Excerpt from a dataset
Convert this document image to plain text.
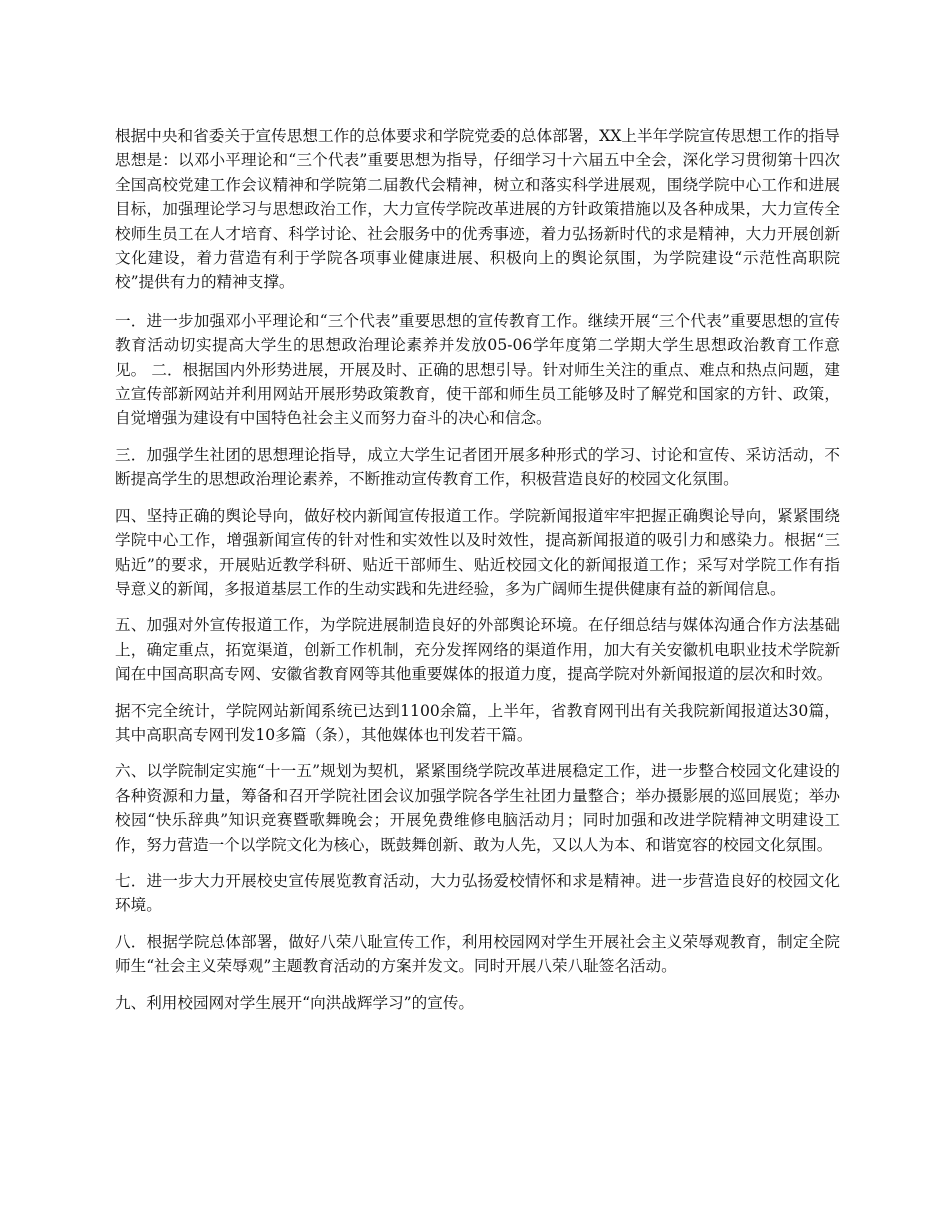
根据中央和省委关于宣传思想工作的总体要求和学院党委的总体部署，XX上半年学院宣传思想工作的指导思想是：以邓小平理论和“三个代表”重要思想为指导，仔细学习十六届五中全会，深化学习贯彻第十四次全国高校党建工作会议精神和学院第二届教代会精神，树立和落实科学进展观，围绕学院中心工作和进展目标，加强理论学习与思想政治工作，大力宣传学院改革进展的方针政策措施以及各种成果，大力宣传全校师生员工在人才培育、科学讨论、社会服务中的优秀事迹，着力弘扬新时代的求是精神，大力开展创新文化建设，着力营造有利于学院各项事业健康进展、积极向上的舆论氛围，为学院建设“示范性高职院校”提供有力的精神支撑。

一．进一步加强邓小平理论和“三个代表”重要思想的宣传教育工作。继续开展“三个代表”重要思想的宣传教育活动切实提高大学生的思想政治理论素养并发放05-06学年度第二学期大学生思想政治教育工作意见。 二．根据国内外形势进展，开展及时、正确的思想引导。针对师生关注的重点、难点和热点问题，建立宣传部新网站并利用网站开展形势政策教育，使干部和师生员工能够及时了解党和国家的方针、政策，自觉增强为建设有中国特色社会主义而努力奋斗的决心和信念。

三．加强学生社团的思想理论指导，成立大学生记者团开展多种形式的学习、讨论和宣传、采访活动，不断提高学生的思想政治理论素养，不断推动宣传教育工作，积极营造良好的校园文化氛围。

四、坚持正确的舆论导向，做好校内新闻宣传报道工作。学院新闻报道牢牢把握正确舆论导向，紧紧围绕学院中心工作，增强新闻宣传的针对性和实效性以及时效性，提高新闻报道的吸引力和感染力。根据“三贴近”的要求，开展贴近教学科研、贴近干部师生、贴近校园文化的新闻报道工作；采写对学院工作有指导意义的新闻，多报道基层工作的生动实践和先进经验，多为广阔师生提供健康有益的新闻信息。

五、加强对外宣传报道工作，为学院进展制造良好的外部舆论环境。在仔细总结与媒体沟通合作方法基础上，确定重点，拓宽渠道，创新工作机制，充分发挥网络的渠道作用，加大有关安徽机电职业技术学院新闻在中国高职高专网、安徽省教育网等其他重要媒体的报道力度，提高学院对外新闻报道的层次和时效。

据不完全统计，学院网站新闻系统已达到1100余篇，上半年，省教育网刊出有关我院新闻报道达30篇，其中高职高专网刊发10多篇（条），其他媒体也刊发若干篇。

六、以学院制定实施“十一五”规划为契机，紧紧围绕学院改革进展稳定工作，进一步整合校园文化建设的各种资源和力量，筹备和召开学院社团会议加强学院各学生社团力量整合；举办摄影展的巡回展览；举办校园“快乐辞典”知识竞赛暨歌舞晚会；开展免费维修电脑活动月；同时加强和改进学院精神文明建设工作，努力营造一个以学院文化为核心，既鼓舞创新、敢为人先，又以人为本、和谐宽容的校园文化氛围。

七．进一步大力开展校史宣传展览教育活动，大力弘扬爱校情怀和求是精神。进一步营造良好的校园文化环境。

八．根据学院总体部署，做好八荣八耻宣传工作，利用校园网对学生开展社会主义荣辱观教育，制定全院师生“社会主义荣辱观”主题教育活动的方案并发文。同时开展八荣八耻签名活动。

九、利用校园网对学生展开“向洪战辉学习”的宣传。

WHAT THE TASK REQUIRES. Print the entries above exactly, taking out only the pictures.

FULL RESPONSE.
Convert this document image to plain text.
根据中央和省委关于宣传思想工作的总体要求和学院党委的总体部署，XX上半年学院宣传思想工作的指导思想是：以邓小平理论和“三个代表”重要思想为指导，仔细学习十六届五中全会，深化学习贯彻第十四次全国高校党建工作会议精神和学院第二届教代会精神，树立和落实科学进展观，围绕学院中心工作和进展目标，加强理论学习与思想政治工作，大力宣传学院改革进展的方针政策措施以及各种成果，大力宣传全校师生员工在人才培育、科学讨论、社会服务中的优秀事迹，着力弘扬新时代的求是精神，大力开展创新文化建设，着力营造有利于学院各项事业健康进展、积极向上的舆论氛围，为学院建设“示范性高职院校”提供有力的精神支撑。

一．进一步加强邓小平理论和“三个代表”重要思想的宣传教育工作。继续开展“三个代表”重要思想的宣传教育活动切实提高大学生的思想政治理论素养并发放05-06学年度第二学期大学生思想政治教育工作意见。 二．根据国内外形势进展，开展及时、正确的思想引导。针对师生关注的重点、难点和热点问题，建立宣传部新网站并利用网站开展形势政策教育，使干部和师生员工能够及时了解党和国家的方针、政策，自觉增强为建设有中国特色社会主义而努力奋斗的决心和信念。

三．加强学生社团的思想理论指导，成立大学生记者团开展多种形式的学习、讨论和宣传、采访活动，不断提高学生的思想政治理论素养，不断推动宣传教育工作，积极营造良好的校园文化氛围。

四、坚持正确的舆论导向，做好校内新闻宣传报道工作。学院新闻报道牢牢把握正确舆论导向，紧紧围绕学院中心工作，增强新闻宣传的针对性和实效性以及时效性，提高新闻报道的吸引力和感染力。根据“三贴近”的要求，开展贴近教学科研、贴近干部师生、贴近校园文化的新闻报道工作；采写对学院工作有指导意义的新闻，多报道基层工作的生动实践和先进经验，多为广阔师生提供健康有益的新闻信息。

五、加强对外宣传报道工作，为学院进展制造良好的外部舆论环境。在仔细总结与媒体沟通合作方法基础上，确定重点，拓宽渠道，创新工作机制，充分发挥网络的渠道作用，加大有关安徽机电职业技术学院新闻在中国高职高专网、安徽省教育网等其他重要媒体的报道力度，提高学院对外新闻报道的层次和时效。

据不完全统计，学院网站新闻系统已达到1100余篇，上半年，省教育网刊出有关我院新闻报道达30篇，其中高职高专网刊发10多篇（条），其他媒体也刊发若干篇。

六、以学院制定实施“十一五”规划为契机，紧紧围绕学院改革进展稳定工作，进一步整合校园文化建设的各种资源和力量，筹备和召开学院社团会议加强学院各学生社团力量整合；举办摄影展的巡回展览；举办校园“快乐辞典”知识竞赛暨歌舞晚会；开展免费维修电脑活动月；同时加强和改进学院精神文明建设工作，努力营造一个以学院文化为核心，既鼓舞创新、敢为人先，又以人为本、和谐宽容的校园文化氛围。

七．进一步大力开展校史宣传展览教育活动，大力弘扬爱校情怀和求是精神。进一步营造良好的校园文化环境。

八．根据学院总体部署，做好八荣八耻宣传工作，利用校园网对学生开展社会主义荣辱观教育，制定全院师生“社会主义荣辱观”主题教育活动的方案并发文。同时开展八荣八耻签名活动。

九、利用校园网对学生展开“向洪战辉学习”的宣传。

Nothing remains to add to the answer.